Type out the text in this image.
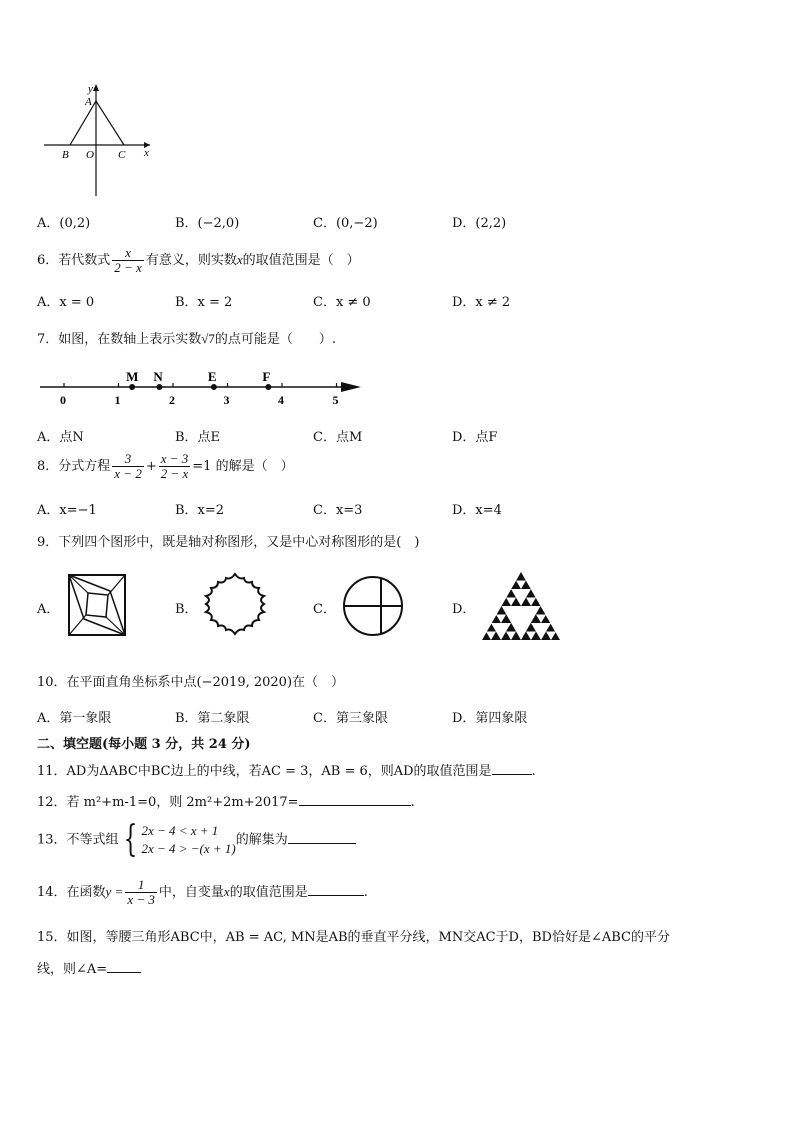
y
A
B O C x
A．(0,2)	B．(−2,0)	C．(0,−2)	D．(2,2)
6．若代数式 $\frac{x}{2 - x}$ 有意义，则实数x的取值范围是（　）
A．x = 0	B．x = 2	C．x ≠ 0	D．x ≠ 2
7．如图，在数轴上表示实数√7的点可能是（　　）.
0	1	2	3	4	5
M N	E	F
A．点N	B．点E	C．点M	D．点F
8．分式方程 $\frac{3}{x - 2} + \frac{x - 3}{2 - x} =1$ 的解是（　）
A．x=−1	B．x=2	C．x=3	D．x=4
9．下列四个图形中，既是轴对称图形，又是中心对称图形的是(　)
A．	B．	C．	D．
10．在平面直角坐标系中点(−2019, 2020)在（　）
A．第一象限	B．第二象限	C．第三象限	D．第四象限
二、填空题(每小题 3 分，共 24 分)
11．AD为ΔABC中BC边上的中线，若AC = 3，AB = 6，则AD的取值范围是	.
12．若 m²+m-1=0，则 2m²+2m+2017=	.
13．不等式组 { 2x − 4 < x + 1
2x − 4 > −(x + 1)
的解集为
14．在函数$y = \frac{1}{x - 3}$ 中，自变量x的取值范围是	.
15．如图，等腰三角形ABC中，AB = AC, MN是AB的垂直平分线，MN交AC于D，BD恰好是∠ABC的平分
线，则∠A=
────────────────
— Set task —
Without the pictures, copy the material exactly as given.

— Expected output —
Type out the text in this image.
y
A
B O C x
A．(0,2)	B．(−2,0)	C．(0,−2)	D．(2,2)
6．若代数式 $\frac{x}{2 - x}$ 有意义，则实数x的取值范围是（　）
A．x = 0	B．x = 2	C．x ≠ 0	D．x ≠ 2
7．如图，在数轴上表示实数√7的点可能是（　　）.
0	1	2	3	4	5
M N	E	F
A．点N	B．点E	C．点M	D．点F
8．分式方程 $\frac{3}{x - 2} + \frac{x - 3}{2 - x} =1$ 的解是（　）
A．x=−1	B．x=2	C．x=3	D．x=4
9．下列四个图形中，既是轴对称图形，又是中心对称图形的是(　)
A．	B．	C．	D．
10．在平面直角坐标系中点(−2019, 2020)在（　）
A．第一象限	B．第二象限	C．第三象限	D．第四象限
二、填空题(每小题 3 分，共 24 分)
11．AD为ΔABC中BC边上的中线，若AC = 3，AB = 6，则AD的取值范围是	.
12．若 m²+m-1=0，则 2m²+2m+2017=	.
13．不等式组 { 2x − 4 < x + 1
2x − 4 > −(x + 1)
的解集为
14．在函数$y = \frac{1}{x - 3}$ 中，自变量x的取值范围是	.
15．如图，等腰三角形ABC中，AB = AC, MN是AB的垂直平分线，MN交AC于D，BD恰好是∠ABC的平分
线，则∠A=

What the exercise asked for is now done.